begin EXTRACTED DATA
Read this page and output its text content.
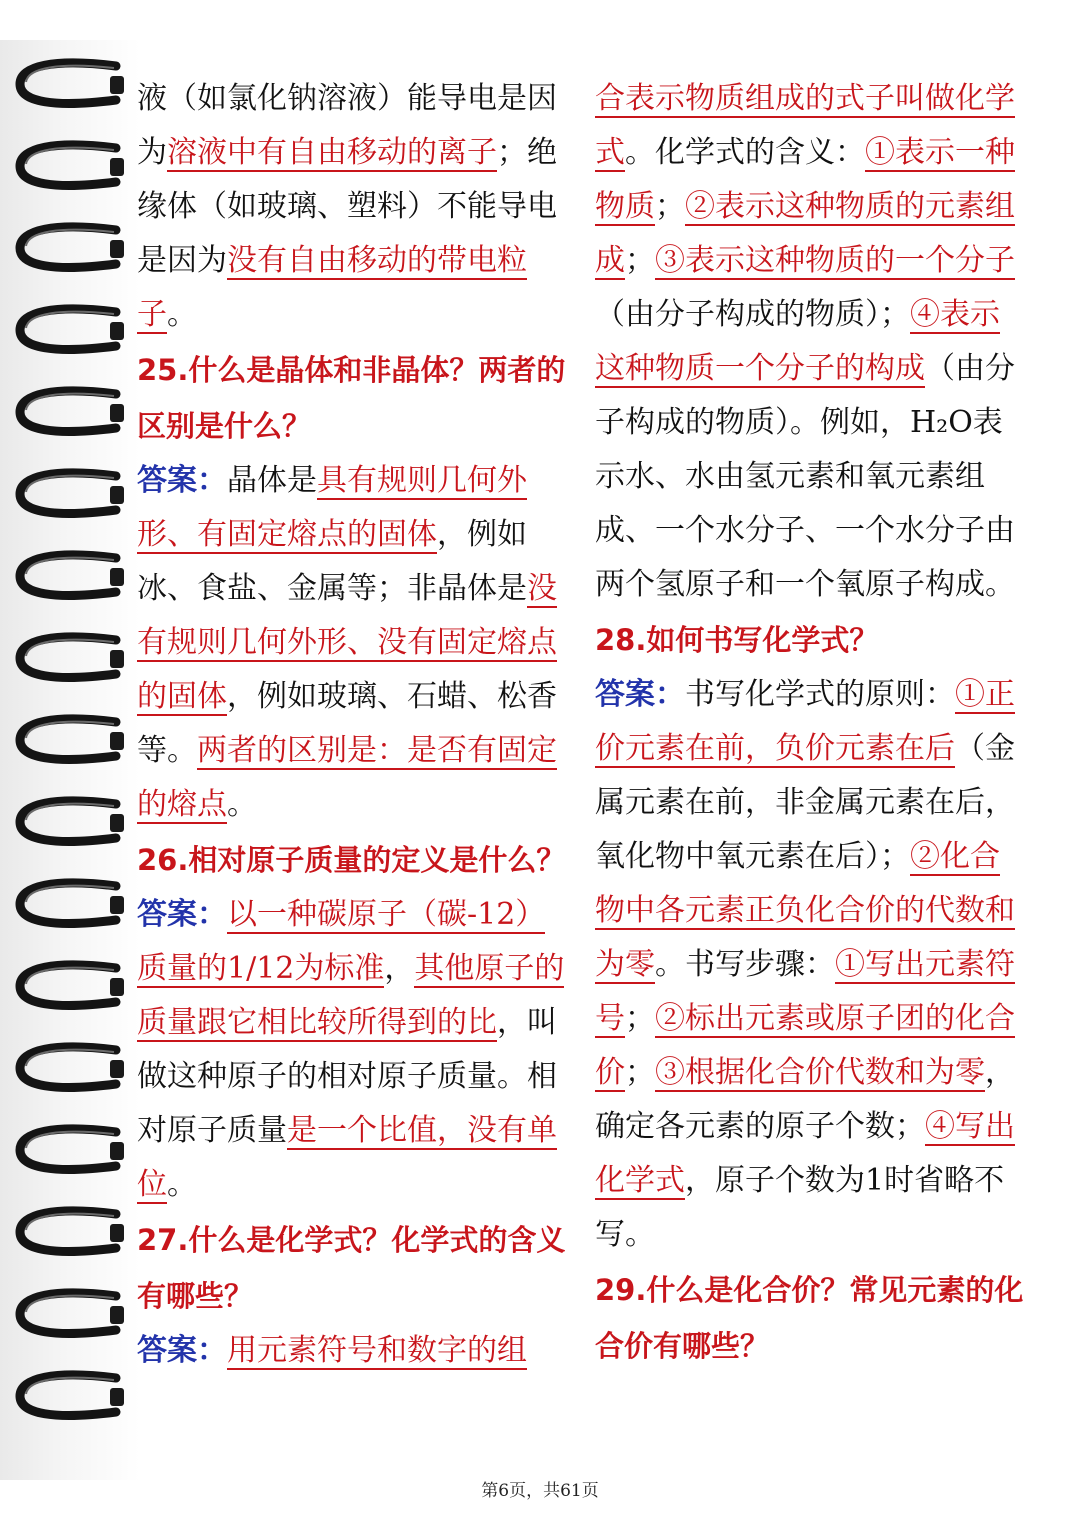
液（如氯化钠溶液）能导电是因为溶液中有自由移动的离子；绝缘体（如玻璃、塑料）不能导电是因为没有自由移动的带电粒子。

25.什么是晶体和非晶体？两者的区别是什么？

答案：晶体是具有规则几何外形、有固定熔点的固体，例如冰、食盐、金属等；非晶体是没有规则几何外形、没有固定熔点的固体，例如玻璃、石蜡、松香等。两者的区别是：是否有固定的熔点。

26.相对原子质量的定义是什么？

答案：以一种碳原子（碳-12）质量的1/12为标准，其他原子的质量跟它相比较所得到的比，叫做这种原子的相对原子质量。相对原子质量是一个比值，没有单位。

27.什么是化学式？化学式的含义有哪些？

答案：用元素符号和数字的组

合表示物质组成的式子叫做化学式。化学式的含义：①表示一种物质；②表示这种物质的元素组成；③表示这种物质的一个分子（由分子构成的物质）；④表示这种物质一个分子的构成（由分子构成的物质）。例如，H₂O表示水、水由氢元素和氧元素组成、一个水分子、一个水分子由两个氢原子和一个氧原子构成。

28.如何书写化学式？

答案：书写化学式的原则：①正价元素在前，负价元素在后（金属元素在前，非金属元素在后，氧化物中氧元素在后）；②化合物中各元素正负化合价的代数和为零。书写步骤：①写出元素符号；②标出元素或原子团的化合价；③根据化合价代数和为零，确定各元素的原子个数；④写出化学式，原子个数为1时省略不写。

29.什么是化合价？常见元素的化合价有哪些？

第6页，共61页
end EXTRACTED DATA
◆ WORK TO DO
Go through the listing above and write it out again exactly, dropping the pictures.

◆ WRITTEN SOLUTION
Read this page and output its text content.
液（如氯化钠溶液）能导电是因为溶液中有自由移动的离子；绝缘体（如玻璃、塑料）不能导电是因为没有自由移动的带电粒子。

25.什么是晶体和非晶体？两者的区别是什么？

答案：晶体是具有规则几何外形、有固定熔点的固体，例如冰、食盐、金属等；非晶体是没有规则几何外形、没有固定熔点的固体，例如玻璃、石蜡、松香等。两者的区别是：是否有固定的熔点。

26.相对原子质量的定义是什么？

答案：以一种碳原子（碳-12）质量的1/12为标准，其他原子的质量跟它相比较所得到的比，叫做这种原子的相对原子质量。相对原子质量是一个比值，没有单位。

27.什么是化学式？化学式的含义有哪些？

答案：用元素符号和数字的组

合表示物质组成的式子叫做化学式。化学式的含义：①表示一种物质；②表示这种物质的元素组成；③表示这种物质的一个分子（由分子构成的物质）；④表示这种物质一个分子的构成（由分子构成的物质）。例如，H₂O表示水、水由氢元素和氧元素组成、一个水分子、一个水分子由两个氢原子和一个氧原子构成。

28.如何书写化学式？

答案：书写化学式的原则：①正价元素在前，负价元素在后（金属元素在前，非金属元素在后，氧化物中氧元素在后）；②化合物中各元素正负化合价的代数和为零。书写步骤：①写出元素符号；②标出元素或原子团的化合价；③根据化合价代数和为零，确定各元素的原子个数；④写出化学式，原子个数为1时省略不写。

29.什么是化合价？常见元素的化合价有哪些？

第6页，共61页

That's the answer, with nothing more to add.